Exercise description:
Copy out every record precisely.

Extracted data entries
++++++++++++++++++++

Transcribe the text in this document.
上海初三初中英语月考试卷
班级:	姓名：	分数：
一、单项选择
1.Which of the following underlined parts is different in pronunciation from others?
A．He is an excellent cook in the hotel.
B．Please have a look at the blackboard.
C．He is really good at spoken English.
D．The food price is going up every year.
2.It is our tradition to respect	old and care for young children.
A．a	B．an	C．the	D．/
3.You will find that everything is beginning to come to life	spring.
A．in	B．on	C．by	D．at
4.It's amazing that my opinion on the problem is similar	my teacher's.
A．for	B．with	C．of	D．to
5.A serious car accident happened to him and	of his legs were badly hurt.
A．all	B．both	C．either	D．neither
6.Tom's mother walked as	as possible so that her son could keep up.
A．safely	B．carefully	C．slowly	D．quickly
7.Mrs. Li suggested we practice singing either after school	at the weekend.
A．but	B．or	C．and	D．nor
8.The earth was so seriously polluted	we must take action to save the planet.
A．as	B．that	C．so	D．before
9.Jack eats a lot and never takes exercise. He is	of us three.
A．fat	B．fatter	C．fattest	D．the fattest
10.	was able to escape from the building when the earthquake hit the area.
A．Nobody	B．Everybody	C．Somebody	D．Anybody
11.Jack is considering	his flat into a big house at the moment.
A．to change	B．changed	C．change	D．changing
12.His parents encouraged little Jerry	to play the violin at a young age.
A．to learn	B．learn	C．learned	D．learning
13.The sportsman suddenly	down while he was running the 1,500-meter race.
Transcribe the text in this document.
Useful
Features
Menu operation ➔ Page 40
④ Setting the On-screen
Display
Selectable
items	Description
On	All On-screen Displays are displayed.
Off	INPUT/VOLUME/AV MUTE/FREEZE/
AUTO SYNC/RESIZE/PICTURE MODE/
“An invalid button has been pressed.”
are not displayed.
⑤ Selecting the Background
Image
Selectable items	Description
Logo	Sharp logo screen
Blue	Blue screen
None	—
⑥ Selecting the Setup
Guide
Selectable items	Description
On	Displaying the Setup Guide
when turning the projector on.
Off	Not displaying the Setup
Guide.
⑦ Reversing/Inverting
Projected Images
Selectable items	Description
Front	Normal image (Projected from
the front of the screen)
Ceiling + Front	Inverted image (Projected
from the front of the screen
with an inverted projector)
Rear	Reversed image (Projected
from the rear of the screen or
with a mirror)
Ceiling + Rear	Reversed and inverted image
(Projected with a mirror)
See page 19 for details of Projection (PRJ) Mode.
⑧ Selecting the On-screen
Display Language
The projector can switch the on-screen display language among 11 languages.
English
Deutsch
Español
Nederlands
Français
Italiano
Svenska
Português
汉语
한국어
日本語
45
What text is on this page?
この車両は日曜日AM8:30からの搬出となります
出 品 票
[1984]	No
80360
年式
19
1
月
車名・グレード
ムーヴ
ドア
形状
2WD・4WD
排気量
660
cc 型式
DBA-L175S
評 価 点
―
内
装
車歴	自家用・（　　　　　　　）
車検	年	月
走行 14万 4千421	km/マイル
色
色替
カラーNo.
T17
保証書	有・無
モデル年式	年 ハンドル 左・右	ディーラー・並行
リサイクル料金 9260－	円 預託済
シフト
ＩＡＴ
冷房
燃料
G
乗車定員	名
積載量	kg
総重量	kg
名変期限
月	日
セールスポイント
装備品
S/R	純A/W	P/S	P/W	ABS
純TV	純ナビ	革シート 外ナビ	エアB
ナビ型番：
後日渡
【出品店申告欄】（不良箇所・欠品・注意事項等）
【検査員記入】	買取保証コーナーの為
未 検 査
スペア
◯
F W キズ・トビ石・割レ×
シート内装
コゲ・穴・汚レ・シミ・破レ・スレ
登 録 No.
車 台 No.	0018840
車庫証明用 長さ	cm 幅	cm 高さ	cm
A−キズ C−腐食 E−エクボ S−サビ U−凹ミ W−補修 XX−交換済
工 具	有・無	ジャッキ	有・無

++++++++++++++++++++

Result for this task:
Transcribe the text in this document.
上海初三初中英语月考试卷
班级:	姓名：	分数：
一、单项选择
1.Which of the following underlined parts is different in pronunciation from others?
A．He is an excellent cook in the hotel.
B．Please have a look at the blackboard.
C．He is really good at spoken English.
D．The food price is going up every year.
2.It is our tradition to respect	old and care for young children.
A．a	B．an	C．the	D．/
3.You will find that everything is beginning to come to life	spring.
A．in	B．on	C．by	D．at
4.It's amazing that my opinion on the problem is similar	my teacher's.
A．for	B．with	C．of	D．to
5.A serious car accident happened to him and	of his legs were badly hurt.
A．all	B．both	C．either	D．neither
6.Tom's mother walked as	as possible so that her son could keep up.
A．safely	B．carefully	C．slowly	D．quickly
7.Mrs. Li suggested we practice singing either after school	at the weekend.
A．but	B．or	C．and	D．nor
8.The earth was so seriously polluted	we must take action to save the planet.
A．as	B．that	C．so	D．before
9.Jack eats a lot and never takes exercise. He is	of us three.
A．fat	B．fatter	C．fattest	D．the fattest
10.	was able to escape from the building when the earthquake hit the area.
A．Nobody	B．Everybody	C．Somebody	D．Anybody
11.Jack is considering	his flat into a big house at the moment.
A．to change	B．changed	C．change	D．changing
12.His parents encouraged little Jerry	to play the violin at a young age.
A．to learn	B．learn	C．learned	D．learning
13.The sportsman suddenly	down while he was running the 1,500-meter race.
Transcribe the text in this document.
Useful
Features
Menu operation ➔ Page 40
④ Setting the On-screen
Display
Selectable
items	Description
On	All On-screen Displays are displayed.
Off	INPUT/VOLUME/AV MUTE/FREEZE/
AUTO SYNC/RESIZE/PICTURE MODE/
“An invalid button has been pressed.”
are not displayed.
⑤ Selecting the Background
Image
Selectable items	Description
Logo	Sharp logo screen
Blue	Blue screen
None	—
⑥ Selecting the Setup
Guide
Selectable items	Description
On	Displaying the Setup Guide
when turning the projector on.
Off	Not displaying the Setup
Guide.
⑦ Reversing/Inverting
Projected Images
Selectable items	Description
Front	Normal image (Projected from
the front of the screen)
Ceiling + Front	Inverted image (Projected
from the front of the screen
with an inverted projector)
Rear	Reversed image (Projected
from the rear of the screen or
with a mirror)
Ceiling + Rear	Reversed and inverted image
(Projected with a mirror)
See page 19 for details of Projection (PRJ) Mode.
⑧ Selecting the On-screen
Display Language
The projector can switch the on-screen display language among 11 languages.
English
Deutsch
Español
Nederlands
Français
Italiano
Svenska
Português
汉语
한국어
日本語
45
What text is on this page?
この車両は日曜日AM8:30からの搬出となります
出 品 票
[1984]	No
80360
年式
19
1
月
車名・グレード
ムーヴ
ドア
形状
2WD・4WD
排気量
660
cc 型式
DBA-L175S
評 価 点
―
内
装
車歴	自家用・（　　　　　　　）
車検	年	月
走行 14万 4千421	km/マイル
色
色替
カラーNo.
T17
保証書	有・無
モデル年式	年 ハンドル 左・右	ディーラー・並行
リサイクル料金 9260－	円 預託済
シフト
ＩＡＴ
冷房
燃料
G
乗車定員	名
積載量	kg
総重量	kg
名変期限
月	日
セールスポイント
装備品
S/R	純A/W	P/S	P/W	ABS
純TV	純ナビ	革シート 外ナビ	エアB
ナビ型番：
後日渡
【出品店申告欄】（不良箇所・欠品・注意事項等）
【検査員記入】	買取保証コーナーの為
未 検 査
スペア
◯
F W キズ・トビ石・割レ×
シート内装
コゲ・穴・汚レ・シミ・破レ・スレ
登 録 No.
車 台 No.	0018840
車庫証明用 長さ	cm 幅	cm 高さ	cm
A−キズ C−腐食 E−エクボ S−サビ U−凹ミ W−補修 XX−交換済
工 具	有・無	ジャッキ	有・無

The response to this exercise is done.